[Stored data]
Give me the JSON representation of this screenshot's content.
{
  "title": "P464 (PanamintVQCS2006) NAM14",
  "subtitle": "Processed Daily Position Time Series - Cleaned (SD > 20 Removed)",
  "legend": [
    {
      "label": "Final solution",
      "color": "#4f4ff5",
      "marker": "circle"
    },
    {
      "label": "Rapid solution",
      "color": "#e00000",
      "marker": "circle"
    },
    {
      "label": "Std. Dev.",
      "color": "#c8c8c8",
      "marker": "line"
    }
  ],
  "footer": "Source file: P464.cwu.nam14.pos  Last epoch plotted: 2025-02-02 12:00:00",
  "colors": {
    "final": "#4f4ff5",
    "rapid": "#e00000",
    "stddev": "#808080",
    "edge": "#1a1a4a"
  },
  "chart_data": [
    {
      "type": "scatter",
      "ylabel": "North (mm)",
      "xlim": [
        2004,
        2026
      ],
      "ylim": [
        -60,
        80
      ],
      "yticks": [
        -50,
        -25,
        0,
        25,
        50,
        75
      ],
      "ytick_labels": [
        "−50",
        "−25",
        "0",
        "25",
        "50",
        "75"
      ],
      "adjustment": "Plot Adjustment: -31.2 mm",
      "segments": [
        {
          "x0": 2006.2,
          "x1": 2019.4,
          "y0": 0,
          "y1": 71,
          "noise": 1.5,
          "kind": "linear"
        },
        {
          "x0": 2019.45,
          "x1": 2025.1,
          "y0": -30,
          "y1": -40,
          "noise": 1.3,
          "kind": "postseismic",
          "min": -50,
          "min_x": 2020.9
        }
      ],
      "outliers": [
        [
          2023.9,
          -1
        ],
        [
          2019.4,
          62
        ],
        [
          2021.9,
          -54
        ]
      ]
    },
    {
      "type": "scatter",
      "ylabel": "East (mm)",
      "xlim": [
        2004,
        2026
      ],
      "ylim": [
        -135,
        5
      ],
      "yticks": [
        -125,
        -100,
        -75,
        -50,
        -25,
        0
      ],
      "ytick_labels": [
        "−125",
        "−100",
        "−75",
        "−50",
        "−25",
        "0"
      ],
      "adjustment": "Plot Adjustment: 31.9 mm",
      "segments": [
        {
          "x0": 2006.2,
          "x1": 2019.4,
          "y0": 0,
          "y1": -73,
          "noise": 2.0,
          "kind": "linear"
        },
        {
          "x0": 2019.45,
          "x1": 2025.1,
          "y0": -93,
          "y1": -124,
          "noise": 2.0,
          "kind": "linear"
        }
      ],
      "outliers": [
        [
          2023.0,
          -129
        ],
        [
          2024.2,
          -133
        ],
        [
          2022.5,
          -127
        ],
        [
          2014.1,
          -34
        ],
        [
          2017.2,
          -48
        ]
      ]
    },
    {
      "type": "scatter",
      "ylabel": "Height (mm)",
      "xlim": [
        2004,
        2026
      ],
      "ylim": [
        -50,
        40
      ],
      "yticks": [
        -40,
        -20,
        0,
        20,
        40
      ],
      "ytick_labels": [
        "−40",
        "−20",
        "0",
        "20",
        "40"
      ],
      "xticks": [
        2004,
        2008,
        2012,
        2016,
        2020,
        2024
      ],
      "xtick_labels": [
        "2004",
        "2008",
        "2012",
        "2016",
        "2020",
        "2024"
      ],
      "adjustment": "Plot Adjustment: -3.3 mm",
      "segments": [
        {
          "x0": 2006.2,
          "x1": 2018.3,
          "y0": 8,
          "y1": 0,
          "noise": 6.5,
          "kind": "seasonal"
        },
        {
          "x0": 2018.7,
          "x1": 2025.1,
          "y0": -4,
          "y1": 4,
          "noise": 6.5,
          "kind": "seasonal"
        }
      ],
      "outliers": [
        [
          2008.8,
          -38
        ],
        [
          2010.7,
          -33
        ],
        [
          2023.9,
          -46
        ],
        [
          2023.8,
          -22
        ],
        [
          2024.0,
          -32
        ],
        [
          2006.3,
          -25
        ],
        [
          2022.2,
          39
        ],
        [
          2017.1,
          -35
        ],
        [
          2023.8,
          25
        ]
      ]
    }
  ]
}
* * *
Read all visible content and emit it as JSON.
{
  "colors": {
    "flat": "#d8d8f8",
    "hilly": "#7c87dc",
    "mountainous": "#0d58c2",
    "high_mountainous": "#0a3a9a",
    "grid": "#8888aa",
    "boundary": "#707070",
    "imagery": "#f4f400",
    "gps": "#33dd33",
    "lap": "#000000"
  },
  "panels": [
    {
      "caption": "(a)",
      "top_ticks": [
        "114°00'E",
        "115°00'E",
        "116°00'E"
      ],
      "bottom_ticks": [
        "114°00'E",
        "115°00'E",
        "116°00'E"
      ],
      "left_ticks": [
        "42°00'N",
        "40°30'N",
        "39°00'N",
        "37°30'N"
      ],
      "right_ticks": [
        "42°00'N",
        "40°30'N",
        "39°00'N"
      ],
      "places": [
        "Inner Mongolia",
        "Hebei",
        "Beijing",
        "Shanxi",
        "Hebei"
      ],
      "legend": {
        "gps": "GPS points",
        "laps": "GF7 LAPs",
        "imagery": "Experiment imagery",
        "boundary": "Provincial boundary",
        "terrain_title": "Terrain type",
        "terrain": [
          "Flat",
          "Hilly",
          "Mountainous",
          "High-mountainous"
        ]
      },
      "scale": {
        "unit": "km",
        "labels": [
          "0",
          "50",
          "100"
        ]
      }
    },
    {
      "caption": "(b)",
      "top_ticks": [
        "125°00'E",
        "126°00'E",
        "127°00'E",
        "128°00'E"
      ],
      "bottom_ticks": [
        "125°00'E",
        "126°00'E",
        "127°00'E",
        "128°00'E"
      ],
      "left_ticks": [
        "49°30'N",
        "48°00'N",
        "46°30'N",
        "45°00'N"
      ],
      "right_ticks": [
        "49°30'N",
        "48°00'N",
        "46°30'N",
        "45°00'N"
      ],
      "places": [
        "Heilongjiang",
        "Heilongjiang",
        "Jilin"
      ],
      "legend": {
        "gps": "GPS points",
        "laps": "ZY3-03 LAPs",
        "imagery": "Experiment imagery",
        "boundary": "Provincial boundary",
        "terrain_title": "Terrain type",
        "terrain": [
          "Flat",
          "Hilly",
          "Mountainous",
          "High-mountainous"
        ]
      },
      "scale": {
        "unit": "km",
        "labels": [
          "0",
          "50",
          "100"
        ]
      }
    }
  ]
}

*INSTRUCTIONS FOR THE TASK*
Gather up the lines containing the word "solution" from these records and copy them.

*REPLY*
      "label": "Final solution",
      "label": "Rapid solution",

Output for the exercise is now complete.